§ **Records for the exercise**:
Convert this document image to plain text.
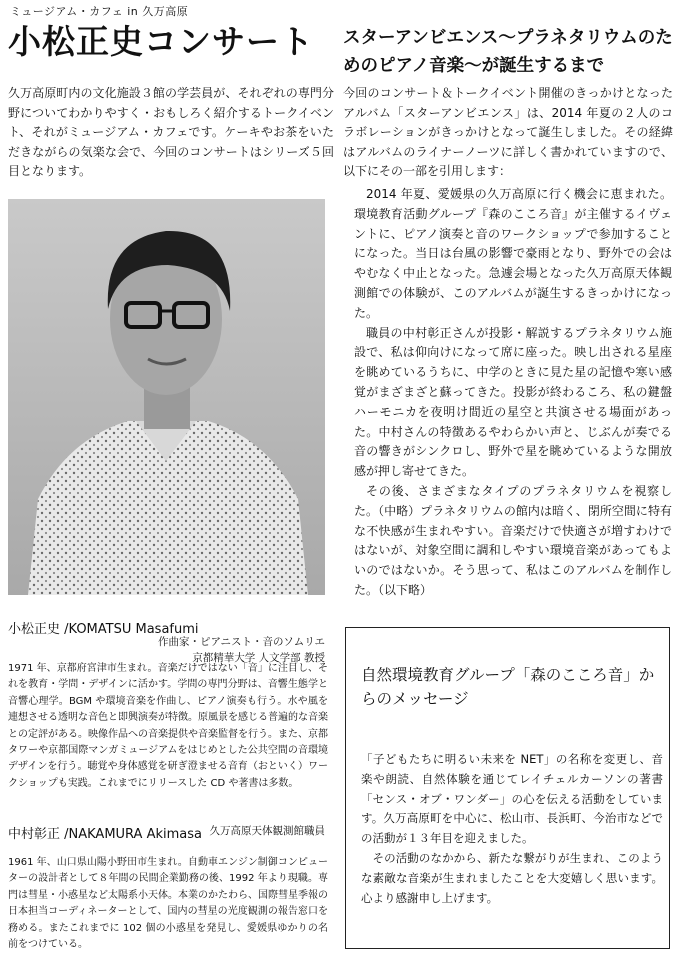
ミュージアム・カフェ in 久万高原
小松正史コンサート スターアンビエンス〜プラネタリウムのためのピアノ音楽〜が誕生するまで
久万高原町内の文化施設３館の学芸員が、それぞれの専門分野についてわかりやすく・おもしろく紹介するトークイベント、それがミュージアム・カフェです。ケーキやお茶をいただきながらの気楽な会で、今回のコンサートはシリーズ５回目となります。
今回のコンサート＆トークイベント開催のきっかけとなったアルバム「スターアンビエンス」は、2014 年夏の２人のコラボレーションがきっかけとなって誕生しました。その経緯はアルバムのライナーノーツに詳しく書かれていますので、以下にその一部を引用します：

2014 年夏、愛媛県の久万高原に行く機会に恵まれた。環境教育活動グループ『森のこころ音』が主催するイヴェントに、ピアノ演奏と音のワークショップで参加することになった。当日は台風の影響で豪雨となり、野外での会はやむなく中止となった。急遽会場となった久万高原天体観測館での体験が、このアルバムが誕生するきっかけになった。

職員の中村彰正さんが投影・解説するプラネタリウム施設で、私は仰向けになって席に座った。映し出される星座を眺めているうちに、中学のときに見た星の記憶や寒い感覚がまざまざと蘇ってきた。投影が終わるころ、私の鍵盤ハーモニカを夜明け間近の星空と共演させる場面があった。中村さんの特徴あるやわらかい声と、じぶんが奏でる音の響きがシンクロし、野外で星を眺めているような開放感が押し寄せてきた。

その後、さまざまなタイプのプラネタリウムを視察した。（中略）プラネタリウムの館内は暗く、閉所空間に特有な不快感が生まれやすい。音楽だけで快適さが増すわけではないが、対象空間に調和しやすい環境音楽があってもよいのではないか。そう思って、私はこのアルバムを制作した。（以下略）

小松正史 /KOMATSU Masafumi
作曲家・ピアニスト・音のソムリエ
京都精華大学 人文学部 教授
1971 年、京都府宮津市生まれ。音楽だけではない「音」に注目し、それを教育・学問・デザインに活かす。学問の専門分野は、音響生態学と音響心理学。BGM や環境音楽を作曲し、ピアノ演奏も行う。水や風を連想させる透明な音色と即興演奏が特徴。原風景を感じる普遍的な音楽との定評がある。映像作品への音楽提供や音楽監督を行う。また、京都タワーや京都国際マンガミュージアムをはじめとした公共空間の音環境デザインを行う。聴覚や身体感覚を研ぎ澄ませる音育（おといく）ワークショップも実践。これまでにリリースした CD や著書は多数。
中村彰正 /NAKAMURA Akimasa 久万高原天体観測館職員
1961 年、山口県山陽小野田市生まれ。自動車エンジン制御コンピューターの設計者として８年間の民間企業勤務の後、1992 年より現職。専門は彗星・小惑星など太陽系小天体。本業のかたわら、国際彗星季報の日本担当コーディネーターとして、国内の彗星の光度観測の報告窓口を務める。またこれまでに 102 個の小惑星を発見し、愛媛県ゆかりの名前をつけている。
自然環境教育グループ「森のこころ音」からのメッセージ

「子どもたちに明るい未来を NET」の名称を変更し、音楽や朗読、自然体験を通じてレイチェルカーソンの著書「センス・オブ・ワンダー」の心を伝える活動をしています。久万高原町を中心に、松山市、長浜町、今治市などでの活動が１３年目を迎えました。

その活動のなかから、新たな繋がりが生まれ、このような素敵な音楽が生まれましたことを大変嬉しく思います。心より感謝申し上げます。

§ **Task requirements**: How many lines in the listing above contain the string "スターアンビエンス"? Answer with the number only.

§ **Solution to this task**: 2